# AIM
Each line below should be quoted exactly, please.

Data items
---

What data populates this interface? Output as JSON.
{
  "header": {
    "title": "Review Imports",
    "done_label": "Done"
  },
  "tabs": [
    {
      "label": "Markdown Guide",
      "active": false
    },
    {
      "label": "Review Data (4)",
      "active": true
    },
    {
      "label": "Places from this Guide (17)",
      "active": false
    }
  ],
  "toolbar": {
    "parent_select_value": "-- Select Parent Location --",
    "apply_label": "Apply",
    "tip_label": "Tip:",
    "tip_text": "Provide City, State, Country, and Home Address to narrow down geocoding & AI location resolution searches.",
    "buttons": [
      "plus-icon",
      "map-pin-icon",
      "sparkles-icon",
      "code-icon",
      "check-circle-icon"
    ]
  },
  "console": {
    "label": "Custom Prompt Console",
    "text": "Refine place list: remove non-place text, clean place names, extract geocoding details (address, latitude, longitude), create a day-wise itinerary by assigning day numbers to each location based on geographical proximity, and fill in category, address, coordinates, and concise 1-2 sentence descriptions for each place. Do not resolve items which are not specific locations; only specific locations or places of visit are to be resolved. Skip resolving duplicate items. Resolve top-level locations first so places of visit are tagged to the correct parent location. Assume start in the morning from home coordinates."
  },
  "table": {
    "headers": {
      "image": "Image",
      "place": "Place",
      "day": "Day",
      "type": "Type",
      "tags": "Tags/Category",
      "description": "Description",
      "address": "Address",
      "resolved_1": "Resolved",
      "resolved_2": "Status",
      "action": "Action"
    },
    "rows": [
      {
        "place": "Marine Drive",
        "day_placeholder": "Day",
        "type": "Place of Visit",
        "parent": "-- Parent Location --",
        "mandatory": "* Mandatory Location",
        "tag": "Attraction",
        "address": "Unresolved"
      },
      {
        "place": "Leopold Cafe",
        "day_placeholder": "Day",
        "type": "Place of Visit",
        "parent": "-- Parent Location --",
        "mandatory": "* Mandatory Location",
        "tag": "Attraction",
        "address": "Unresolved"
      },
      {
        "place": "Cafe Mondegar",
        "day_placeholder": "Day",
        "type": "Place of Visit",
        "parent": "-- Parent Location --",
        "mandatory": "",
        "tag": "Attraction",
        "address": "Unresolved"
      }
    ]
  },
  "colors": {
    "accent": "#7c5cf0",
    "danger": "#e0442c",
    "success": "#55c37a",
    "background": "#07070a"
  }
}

---

# EXPECTED ANSWER
What data populates this interface? Output as JSON.
{
  "header": {
    "title": "Review Imports",
    "done_label": "Done"
  },
  "tabs": [
    {
      "label": "Markdown Guide",
      "active": false
    },
    {
      "label": "Review Data (4)",
      "active": true
    },
    {
      "label": "Places from this Guide (17)",
      "active": false
    }
  ],
  "toolbar": {
    "parent_select_value": "-- Select Parent Location --",
    "apply_label": "Apply",
    "tip_label": "Tip:",
    "tip_text": "Provide City, State, Country, and Home Address to narrow down geocoding & AI location resolution searches.",
    "buttons": [
      "plus-icon",
      "map-pin-icon",
      "sparkles-icon",
      "code-icon",
      "check-circle-icon"
    ]
  },
  "console": {
    "label": "Custom Prompt Console",
    "text": "Refine place list: remove non-place text, clean place names, extract geocoding details (address, latitude, longitude), create a day-wise itinerary by assigning day numbers to each location based on geographical proximity, and fill in category, address, coordinates, and concise 1-2 sentence descriptions for each place. Do not resolve items which are not specific locations; only specific locations or places of visit are to be resolved. Skip resolving duplicate items. Resolve top-level locations first so places of visit are tagged to the correct parent location. Assume start in the morning from home coordinates."
  },
  "table": {
    "headers": {
      "image": "Image",
      "place": "Place",
      "day": "Day",
      "type": "Type",
      "tags": "Tags/Category",
      "description": "Description",
      "address": "Address",
      "resolved_1": "Resolved",
      "resolved_2": "Status",
      "action": "Action"
    },
    "rows": [
      {
        "place": "Marine Drive",
        "day_placeholder": "Day",
        "type": "Place of Visit",
        "parent": "-- Parent Location --",
        "mandatory": "* Mandatory Location",
        "tag": "Attraction",
        "address": "Unresolved"
      },
      {
        "place": "Leopold Cafe",
        "day_placeholder": "Day",
        "type": "Place of Visit",
        "parent": "-- Parent Location --",
        "mandatory": "* Mandatory Location",
        "tag": "Attraction",
        "address": "Unresolved"
      },
      {
        "place": "Cafe Mondegar",
        "day_placeholder": "Day",
        "type": "Place of Visit",
        "parent": "-- Parent Location --",
        "mandatory": "",
        "tag": "Attraction",
        "address": "Unresolved"
      }
    ]
  },
  "colors": {
    "accent": "#7c5cf0",
    "danger": "#e0442c",
    "success": "#55c37a",
    "background": "#07070a"
  }
}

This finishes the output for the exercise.